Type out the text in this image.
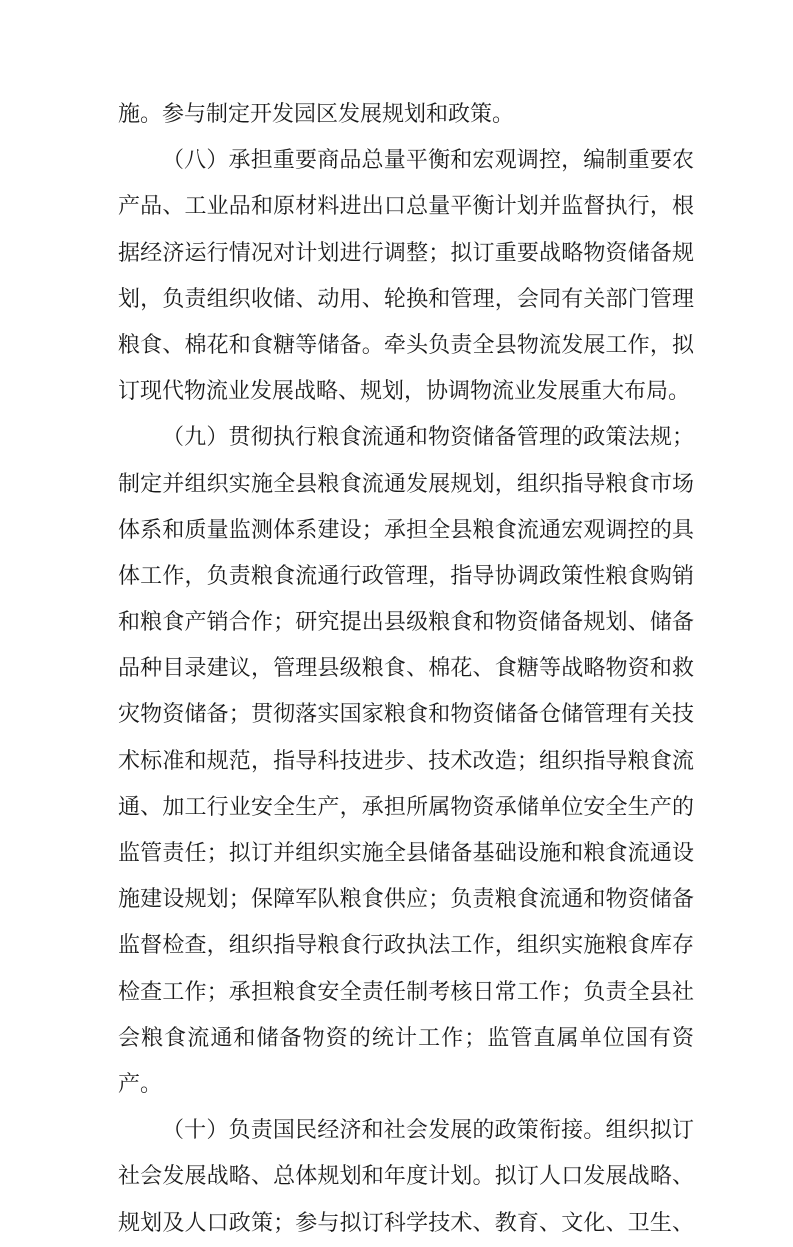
施。参与制定开发园区发展规划和政策。
（八）承担重要商品总量平衡和宏观调控，编制重要农
产品、工业品和原材料进出口总量平衡计划并监督执行，根
据经济运行情况对计划进行调整；拟订重要战略物资储备规
划，负责组织收储、动用、轮换和管理，会同有关部门管理
粮食、棉花和食糖等储备。牵头负责全县物流发展工作，拟
订现代物流业发展战略、规划，协调物流业发展重大布局。
（九）贯彻执行粮食流通和物资储备管理的政策法规；
制定并组织实施全县粮食流通发展规划，组织指导粮食市场
体系和质量监测体系建设；承担全县粮食流通宏观调控的具
体工作，负责粮食流通行政管理，指导协调政策性粮食购销
和粮食产销合作；研究提出县级粮食和物资储备规划、储备
品种目录建议，管理县级粮食、棉花、食糖等战略物资和救
灾物资储备；贯彻落实国家粮食和物资储备仓储管理有关技
术标准和规范，指导科技进步、技术改造；组织指导粮食流
通、加工行业安全生产，承担所属物资承储单位安全生产的
监管责任；拟订并组织实施全县储备基础设施和粮食流通设
施建设规划；保障军队粮食供应；负责粮食流通和物资储备
监督检查，组织指导粮食行政执法工作，组织实施粮食库存
检查工作；承担粮食安全责任制考核日常工作；负责全县社
会粮食流通和储备物资的统计工作；监管直属单位国有资
产。
（十）负责国民经济和社会发展的政策衔接。组织拟订
社会发展战略、总体规划和年度计划。拟订人口发展战略、
规划及人口政策；参与拟订科学技术、教育、文化、卫生、
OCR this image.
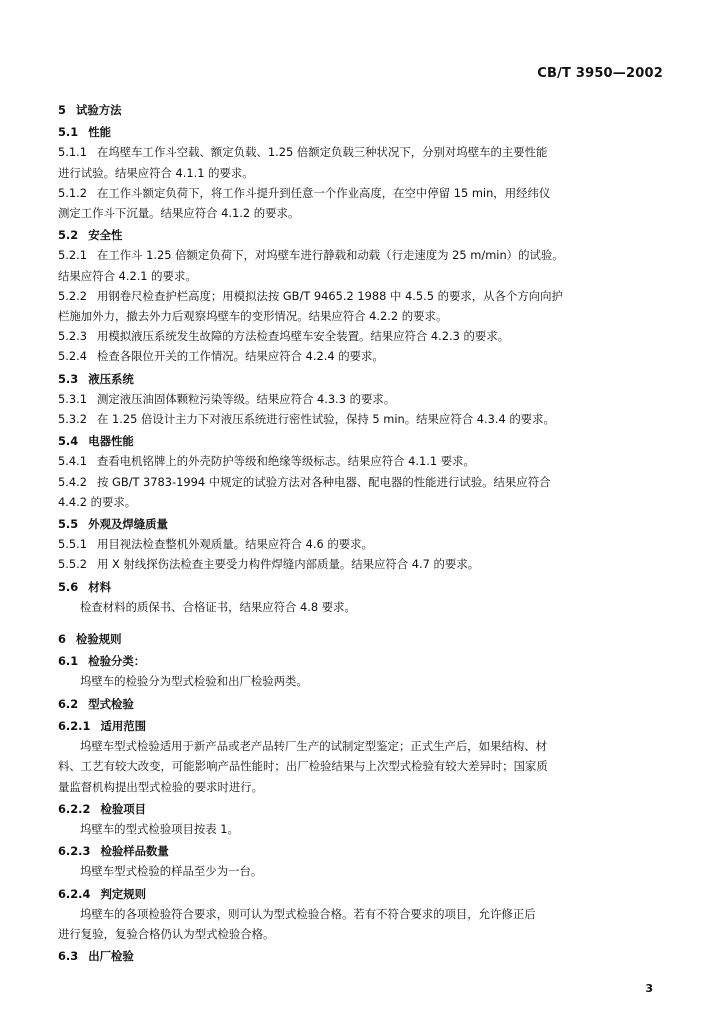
CB/T 3950—2002
5 试验方法
5.1 性能
5.1.1 在坞壁车工作斗空载、额定负载、1.25 倍额定负载三种状况下，分别对坞壁车的主要性能
进行试验。结果应符合 4.1.1 的要求。
5.1.2 在工作斗额定负荷下，将工作斗提升到任意一个作业高度，在空中停留 15 min，用经纬仪
测定工作斗下沉量。结果应符合 4.1.2 的要求。
5.2 安全性
5.2.1 在工作斗 1.25 倍额定负荷下，对坞壁车进行静载和动载（行走速度为 25 m/min）的试验。
结果应符合 4.2.1 的要求。
5.2.2 用钢卷尺检查护栏高度；用模拟法按 GB/T 9465.2 1988 中 4.5.5 的要求，从各个方向向护
栏施加外力，撤去外力后观察坞壁车的变形情况。结果应符合 4.2.2 的要求。
5.2.3 用模拟液压系统发生故障的方法检查坞壁车安全装置。结果应符合 4.2.3 的要求。
5.2.4 检查各限位开关的工作情况。结果应符合 4.2.4 的要求。
5.3 液压系统
5.3.1 测定液压油固体颗粒污染等级。结果应符合 4.3.3 的要求。
5.3.2 在 1.25 倍设计主力下对液压系统进行密性试验，保持 5 min。结果应符合 4.3.4 的要求。
5.4 电器性能
5.4.1 查看电机铭牌上的外壳防护等级和绝缘等级标志。结果应符合 4.1.1 要求。
5.4.2 按 GB/T 3783-1994 中规定的试验方法对各种电器、配电器的性能进行试验。结果应符合
4.4.2 的要求。
5.5 外观及焊缝质量
5.5.1 用目视法检查整机外观质量。结果应符合 4.6 的要求。
5.5.2 用 X 射线探伤法检查主要受力构件焊缝内部质量。结果应符合 4.7 的要求。
5.6 材料
检查材料的质保书、合格证书，结果应符合 4.8 要求。
6 检验规则
6.1 检验分类：
坞壁车的检验分为型式检验和出厂检验两类。
6.2 型式检验
6.2.1 适用范围
坞壁车型式检验适用于新产品或老产品转厂生产的试制定型鉴定；正式生产后，如果结构、材
料、工艺有较大改变，可能影响产品性能时；出厂检验结果与上次型式检验有较大差异时；国家质
量监督机构提出型式检验的要求时进行。
6.2.2 检验项目
坞壁车的型式检验项目按表 1。
6.2.3 检验样品数量
坞壁车型式检验的样品至少为一台。
6.2.4 判定规则
坞壁车的各项检验符合要求，则可认为型式检验合格。若有不符合要求的项目，允许修正后
进行复验，复验合格仍认为型式检验合格。
6.3 出厂检验
3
- - - - - - -
◆ **What is being asked**: Repeat each entry exactly as it appears; skip any picture.

◆ **Solution**:
Type out the text in this image.
施。参与制定开发园区发展规划和政策。
（八）承担重要商品总量平衡和宏观调控，编制重要农
产品、工业品和原材料进出口总量平衡计划并监督执行，根
据经济运行情况对计划进行调整；拟订重要战略物资储备规
划，负责组织收储、动用、轮换和管理，会同有关部门管理
粮食、棉花和食糖等储备。牵头负责全县物流发展工作，拟
订现代物流业发展战略、规划，协调物流业发展重大布局。
（九）贯彻执行粮食流通和物资储备管理的政策法规；
制定并组织实施全县粮食流通发展规划，组织指导粮食市场
体系和质量监测体系建设；承担全县粮食流通宏观调控的具
体工作，负责粮食流通行政管理，指导协调政策性粮食购销
和粮食产销合作；研究提出县级粮食和物资储备规划、储备
品种目录建议，管理县级粮食、棉花、食糖等战略物资和救
灾物资储备；贯彻落实国家粮食和物资储备仓储管理有关技
术标准和规范，指导科技进步、技术改造；组织指导粮食流
通、加工行业安全生产，承担所属物资承储单位安全生产的
监管责任；拟订并组织实施全县储备基础设施和粮食流通设
施建设规划；保障军队粮食供应；负责粮食流通和物资储备
监督检查，组织指导粮食行政执法工作，组织实施粮食库存
检查工作；承担粮食安全责任制考核日常工作；负责全县社
会粮食流通和储备物资的统计工作；监管直属单位国有资
产。
（十）负责国民经济和社会发展的政策衔接。组织拟订
社会发展战略、总体规划和年度计划。拟订人口发展战略、
规划及人口政策；参与拟订科学技术、教育、文化、卫生、
OCR this image.
CB/T 3950—2002
5 试验方法
5.1 性能
5.1.1 在坞壁车工作斗空载、额定负载、1.25 倍额定负载三种状况下，分别对坞壁车的主要性能
进行试验。结果应符合 4.1.1 的要求。
5.1.2 在工作斗额定负荷下，将工作斗提升到任意一个作业高度，在空中停留 15 min，用经纬仪
测定工作斗下沉量。结果应符合 4.1.2 的要求。
5.2 安全性
5.2.1 在工作斗 1.25 倍额定负荷下，对坞壁车进行静载和动载（行走速度为 25 m/min）的试验。
结果应符合 4.2.1 的要求。
5.2.2 用钢卷尺检查护栏高度；用模拟法按 GB/T 9465.2 1988 中 4.5.5 的要求，从各个方向向护
栏施加外力，撤去外力后观察坞壁车的变形情况。结果应符合 4.2.2 的要求。
5.2.3 用模拟液压系统发生故障的方法检查坞壁车安全装置。结果应符合 4.2.3 的要求。
5.2.4 检查各限位开关的工作情况。结果应符合 4.2.4 的要求。
5.3 液压系统
5.3.1 测定液压油固体颗粒污染等级。结果应符合 4.3.3 的要求。
5.3.2 在 1.25 倍设计主力下对液压系统进行密性试验，保持 5 min。结果应符合 4.3.4 的要求。
5.4 电器性能
5.4.1 查看电机铭牌上的外壳防护等级和绝缘等级标志。结果应符合 4.1.1 要求。
5.4.2 按 GB/T 3783-1994 中规定的试验方法对各种电器、配电器的性能进行试验。结果应符合
4.4.2 的要求。
5.5 外观及焊缝质量
5.5.1 用目视法检查整机外观质量。结果应符合 4.6 的要求。
5.5.2 用 X 射线探伤法检查主要受力构件焊缝内部质量。结果应符合 4.7 的要求。
5.6 材料
检查材料的质保书、合格证书，结果应符合 4.8 要求。
6 检验规则
6.1 检验分类：
坞壁车的检验分为型式检验和出厂检验两类。
6.2 型式检验
6.2.1 适用范围
坞壁车型式检验适用于新产品或老产品转厂生产的试制定型鉴定；正式生产后，如果结构、材
料、工艺有较大改变，可能影响产品性能时；出厂检验结果与上次型式检验有较大差异时；国家质
量监督机构提出型式检验的要求时进行。
6.2.2 检验项目
坞壁车的型式检验项目按表 1。
6.2.3 检验样品数量
坞壁车型式检验的样品至少为一台。
6.2.4 判定规则
坞壁车的各项检验符合要求，则可认为型式检验合格。若有不符合要求的项目，允许修正后
进行复验，复验合格仍认为型式检验合格。
6.3 出厂检验
3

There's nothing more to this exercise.